Description of the task:
Output every entry exactly, from the first line to the last.

>> Start Records for processing

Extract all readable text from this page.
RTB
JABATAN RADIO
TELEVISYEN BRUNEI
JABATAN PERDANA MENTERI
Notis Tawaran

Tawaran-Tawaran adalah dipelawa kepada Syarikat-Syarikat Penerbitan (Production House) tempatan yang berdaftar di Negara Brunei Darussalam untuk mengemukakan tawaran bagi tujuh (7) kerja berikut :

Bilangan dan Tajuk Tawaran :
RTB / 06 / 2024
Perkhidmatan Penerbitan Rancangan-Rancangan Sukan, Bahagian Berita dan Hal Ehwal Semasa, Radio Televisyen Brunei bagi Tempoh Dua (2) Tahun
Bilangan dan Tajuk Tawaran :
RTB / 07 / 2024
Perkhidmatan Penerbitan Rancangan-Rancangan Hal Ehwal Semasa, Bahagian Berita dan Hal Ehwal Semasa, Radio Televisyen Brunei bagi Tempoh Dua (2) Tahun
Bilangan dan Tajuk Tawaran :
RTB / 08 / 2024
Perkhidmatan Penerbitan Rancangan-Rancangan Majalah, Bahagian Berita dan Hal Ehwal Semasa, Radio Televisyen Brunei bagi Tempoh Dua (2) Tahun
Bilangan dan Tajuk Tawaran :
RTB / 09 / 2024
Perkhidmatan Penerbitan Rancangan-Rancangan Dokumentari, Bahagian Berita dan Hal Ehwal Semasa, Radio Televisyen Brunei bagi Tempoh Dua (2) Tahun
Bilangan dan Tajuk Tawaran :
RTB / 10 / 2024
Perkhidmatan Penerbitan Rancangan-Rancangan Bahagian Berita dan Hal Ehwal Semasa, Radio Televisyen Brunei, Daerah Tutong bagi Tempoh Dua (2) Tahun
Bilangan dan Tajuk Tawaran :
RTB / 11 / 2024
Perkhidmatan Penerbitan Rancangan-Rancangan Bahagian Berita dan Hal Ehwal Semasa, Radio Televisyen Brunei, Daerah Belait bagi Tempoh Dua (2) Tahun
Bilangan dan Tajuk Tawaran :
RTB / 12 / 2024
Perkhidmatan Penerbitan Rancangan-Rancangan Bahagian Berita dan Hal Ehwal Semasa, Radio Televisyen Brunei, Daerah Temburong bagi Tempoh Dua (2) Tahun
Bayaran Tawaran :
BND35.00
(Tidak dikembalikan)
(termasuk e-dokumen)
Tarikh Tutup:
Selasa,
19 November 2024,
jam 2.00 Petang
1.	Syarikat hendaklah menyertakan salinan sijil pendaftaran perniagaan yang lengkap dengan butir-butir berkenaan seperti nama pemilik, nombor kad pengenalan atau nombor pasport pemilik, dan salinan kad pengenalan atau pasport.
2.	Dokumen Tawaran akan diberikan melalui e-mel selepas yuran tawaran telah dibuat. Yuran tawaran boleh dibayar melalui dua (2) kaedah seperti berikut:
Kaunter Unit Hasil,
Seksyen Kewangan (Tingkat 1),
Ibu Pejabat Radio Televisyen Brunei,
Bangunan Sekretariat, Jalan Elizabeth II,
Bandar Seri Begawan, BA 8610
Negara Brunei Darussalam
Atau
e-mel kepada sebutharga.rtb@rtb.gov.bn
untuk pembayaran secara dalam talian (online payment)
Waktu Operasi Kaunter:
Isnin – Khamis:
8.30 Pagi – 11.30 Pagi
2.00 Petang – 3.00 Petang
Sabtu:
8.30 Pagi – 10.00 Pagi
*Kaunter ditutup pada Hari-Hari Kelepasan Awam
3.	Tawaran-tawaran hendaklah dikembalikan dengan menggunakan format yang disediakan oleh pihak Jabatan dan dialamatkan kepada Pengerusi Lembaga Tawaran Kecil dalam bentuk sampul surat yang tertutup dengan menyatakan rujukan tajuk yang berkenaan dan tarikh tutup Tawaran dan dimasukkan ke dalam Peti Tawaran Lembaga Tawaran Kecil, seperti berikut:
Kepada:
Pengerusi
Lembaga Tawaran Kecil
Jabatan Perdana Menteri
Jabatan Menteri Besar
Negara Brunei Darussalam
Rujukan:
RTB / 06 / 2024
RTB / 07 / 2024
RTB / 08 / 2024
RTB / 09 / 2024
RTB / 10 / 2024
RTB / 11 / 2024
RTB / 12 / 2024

>> End Records for processing

Solved problem:
Extract all readable text from this page.
RTB
JABATAN RADIO
TELEVISYEN BRUNEI
JABATAN PERDANA MENTERI
Notis Tawaran

Tawaran-Tawaran adalah dipelawa kepada Syarikat-Syarikat Penerbitan (Production House) tempatan yang berdaftar di Negara Brunei Darussalam untuk mengemukakan tawaran bagi tujuh (7) kerja berikut :

Bilangan dan Tajuk Tawaran :
RTB / 06 / 2024
Perkhidmatan Penerbitan Rancangan-Rancangan Sukan, Bahagian Berita dan Hal Ehwal Semasa, Radio Televisyen Brunei bagi Tempoh Dua (2) Tahun
Bilangan dan Tajuk Tawaran :
RTB / 07 / 2024
Perkhidmatan Penerbitan Rancangan-Rancangan Hal Ehwal Semasa, Bahagian Berita dan Hal Ehwal Semasa, Radio Televisyen Brunei bagi Tempoh Dua (2) Tahun
Bilangan dan Tajuk Tawaran :
RTB / 08 / 2024
Perkhidmatan Penerbitan Rancangan-Rancangan Majalah, Bahagian Berita dan Hal Ehwal Semasa, Radio Televisyen Brunei bagi Tempoh Dua (2) Tahun
Bilangan dan Tajuk Tawaran :
RTB / 09 / 2024
Perkhidmatan Penerbitan Rancangan-Rancangan Dokumentari, Bahagian Berita dan Hal Ehwal Semasa, Radio Televisyen Brunei bagi Tempoh Dua (2) Tahun
Bilangan dan Tajuk Tawaran :
RTB / 10 / 2024
Perkhidmatan Penerbitan Rancangan-Rancangan Bahagian Berita dan Hal Ehwal Semasa, Radio Televisyen Brunei, Daerah Tutong bagi Tempoh Dua (2) Tahun
Bilangan dan Tajuk Tawaran :
RTB / 11 / 2024
Perkhidmatan Penerbitan Rancangan-Rancangan Bahagian Berita dan Hal Ehwal Semasa, Radio Televisyen Brunei, Daerah Belait bagi Tempoh Dua (2) Tahun
Bilangan dan Tajuk Tawaran :
RTB / 12 / 2024
Perkhidmatan Penerbitan Rancangan-Rancangan Bahagian Berita dan Hal Ehwal Semasa, Radio Televisyen Brunei, Daerah Temburong bagi Tempoh Dua (2) Tahun
Bayaran Tawaran :
BND35.00
(Tidak dikembalikan)
(termasuk e-dokumen)
Tarikh Tutup:
Selasa,
19 November 2024,
jam 2.00 Petang
1.	Syarikat hendaklah menyertakan salinan sijil pendaftaran perniagaan yang lengkap dengan butir-butir berkenaan seperti nama pemilik, nombor kad pengenalan atau nombor pasport pemilik, dan salinan kad pengenalan atau pasport.
2.	Dokumen Tawaran akan diberikan melalui e-mel selepas yuran tawaran telah dibuat. Yuran tawaran boleh dibayar melalui dua (2) kaedah seperti berikut:
Kaunter Unit Hasil,
Seksyen Kewangan (Tingkat 1),
Ibu Pejabat Radio Televisyen Brunei,
Bangunan Sekretariat, Jalan Elizabeth II,
Bandar Seri Begawan, BA 8610
Negara Brunei Darussalam
Atau
e-mel kepada sebutharga.rtb@rtb.gov.bn
untuk pembayaran secara dalam talian (online payment)
Waktu Operasi Kaunter:
Isnin – Khamis:
8.30 Pagi – 11.30 Pagi
2.00 Petang – 3.00 Petang
Sabtu:
8.30 Pagi – 10.00 Pagi
*Kaunter ditutup pada Hari-Hari Kelepasan Awam
3.	Tawaran-tawaran hendaklah dikembalikan dengan menggunakan format yang disediakan oleh pihak Jabatan dan dialamatkan kepada Pengerusi Lembaga Tawaran Kecil dalam bentuk sampul surat yang tertutup dengan menyatakan rujukan tajuk yang berkenaan dan tarikh tutup Tawaran dan dimasukkan ke dalam Peti Tawaran Lembaga Tawaran Kecil, seperti berikut:
Kepada:
Pengerusi
Lembaga Tawaran Kecil
Jabatan Perdana Menteri
Jabatan Menteri Besar
Negara Brunei Darussalam
Rujukan:
RTB / 06 / 2024
RTB / 07 / 2024
RTB / 08 / 2024
RTB / 09 / 2024
RTB / 10 / 2024
RTB / 11 / 2024
RTB / 12 / 2024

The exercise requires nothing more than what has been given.